▸ **Task inputs**
"""
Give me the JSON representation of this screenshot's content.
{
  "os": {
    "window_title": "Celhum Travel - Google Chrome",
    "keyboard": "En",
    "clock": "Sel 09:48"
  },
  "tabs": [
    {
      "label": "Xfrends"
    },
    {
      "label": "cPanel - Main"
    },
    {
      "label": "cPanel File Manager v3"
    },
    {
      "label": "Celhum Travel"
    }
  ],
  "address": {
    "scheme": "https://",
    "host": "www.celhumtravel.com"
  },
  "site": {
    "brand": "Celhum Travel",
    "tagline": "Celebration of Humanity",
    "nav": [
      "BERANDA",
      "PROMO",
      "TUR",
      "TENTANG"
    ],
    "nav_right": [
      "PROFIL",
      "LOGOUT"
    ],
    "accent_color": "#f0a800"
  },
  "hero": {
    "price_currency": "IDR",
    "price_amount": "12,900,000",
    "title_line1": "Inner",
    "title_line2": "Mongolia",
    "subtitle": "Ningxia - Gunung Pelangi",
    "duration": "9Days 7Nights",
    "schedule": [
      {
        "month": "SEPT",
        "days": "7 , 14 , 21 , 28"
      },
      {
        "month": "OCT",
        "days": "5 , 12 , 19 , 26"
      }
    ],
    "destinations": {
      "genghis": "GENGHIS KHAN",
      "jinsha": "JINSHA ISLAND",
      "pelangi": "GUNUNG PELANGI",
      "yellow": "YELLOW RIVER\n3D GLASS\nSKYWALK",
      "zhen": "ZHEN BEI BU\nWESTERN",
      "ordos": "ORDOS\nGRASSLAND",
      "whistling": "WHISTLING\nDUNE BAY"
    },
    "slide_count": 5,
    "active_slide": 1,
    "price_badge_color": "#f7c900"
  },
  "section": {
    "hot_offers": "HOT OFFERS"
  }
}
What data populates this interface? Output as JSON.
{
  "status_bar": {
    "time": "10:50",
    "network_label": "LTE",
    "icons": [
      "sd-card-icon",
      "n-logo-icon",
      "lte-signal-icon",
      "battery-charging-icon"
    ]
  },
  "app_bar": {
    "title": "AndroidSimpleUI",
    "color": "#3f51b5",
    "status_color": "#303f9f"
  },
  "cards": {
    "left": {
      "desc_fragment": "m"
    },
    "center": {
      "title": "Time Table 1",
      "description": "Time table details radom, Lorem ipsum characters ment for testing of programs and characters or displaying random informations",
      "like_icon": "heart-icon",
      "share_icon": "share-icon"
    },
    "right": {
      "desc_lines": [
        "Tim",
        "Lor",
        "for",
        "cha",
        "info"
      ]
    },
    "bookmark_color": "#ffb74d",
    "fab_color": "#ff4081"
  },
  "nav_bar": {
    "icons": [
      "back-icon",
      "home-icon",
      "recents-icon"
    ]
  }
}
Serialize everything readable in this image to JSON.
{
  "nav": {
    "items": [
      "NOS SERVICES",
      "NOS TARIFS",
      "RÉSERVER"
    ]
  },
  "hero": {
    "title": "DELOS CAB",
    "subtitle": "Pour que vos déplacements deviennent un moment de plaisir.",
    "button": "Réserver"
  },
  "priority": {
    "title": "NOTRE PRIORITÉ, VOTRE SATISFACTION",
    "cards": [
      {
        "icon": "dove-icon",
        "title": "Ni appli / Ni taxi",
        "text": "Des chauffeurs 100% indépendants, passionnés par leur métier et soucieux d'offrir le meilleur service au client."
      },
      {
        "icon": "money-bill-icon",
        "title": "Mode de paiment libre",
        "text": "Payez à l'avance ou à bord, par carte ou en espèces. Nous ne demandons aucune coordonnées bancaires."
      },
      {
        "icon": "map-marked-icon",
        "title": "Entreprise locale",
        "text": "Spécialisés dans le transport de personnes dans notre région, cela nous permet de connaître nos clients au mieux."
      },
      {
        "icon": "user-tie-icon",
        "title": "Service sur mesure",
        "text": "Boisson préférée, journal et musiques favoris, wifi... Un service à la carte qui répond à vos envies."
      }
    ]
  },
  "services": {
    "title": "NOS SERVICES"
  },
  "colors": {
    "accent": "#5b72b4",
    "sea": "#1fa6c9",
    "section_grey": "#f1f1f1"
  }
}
"""
▸ **Task to complete**
Set out every line from the material that contains the string "carte".

▸ **Result below**
        "text": "Payez à l'avance ou à bord, par carte ou en espèces. Nous ne demandons aucune coordonnées bancaires."
        "text": "Boisson préférée, journal et musiques favoris, wifi... Un service à la carte qui répond à vos envies."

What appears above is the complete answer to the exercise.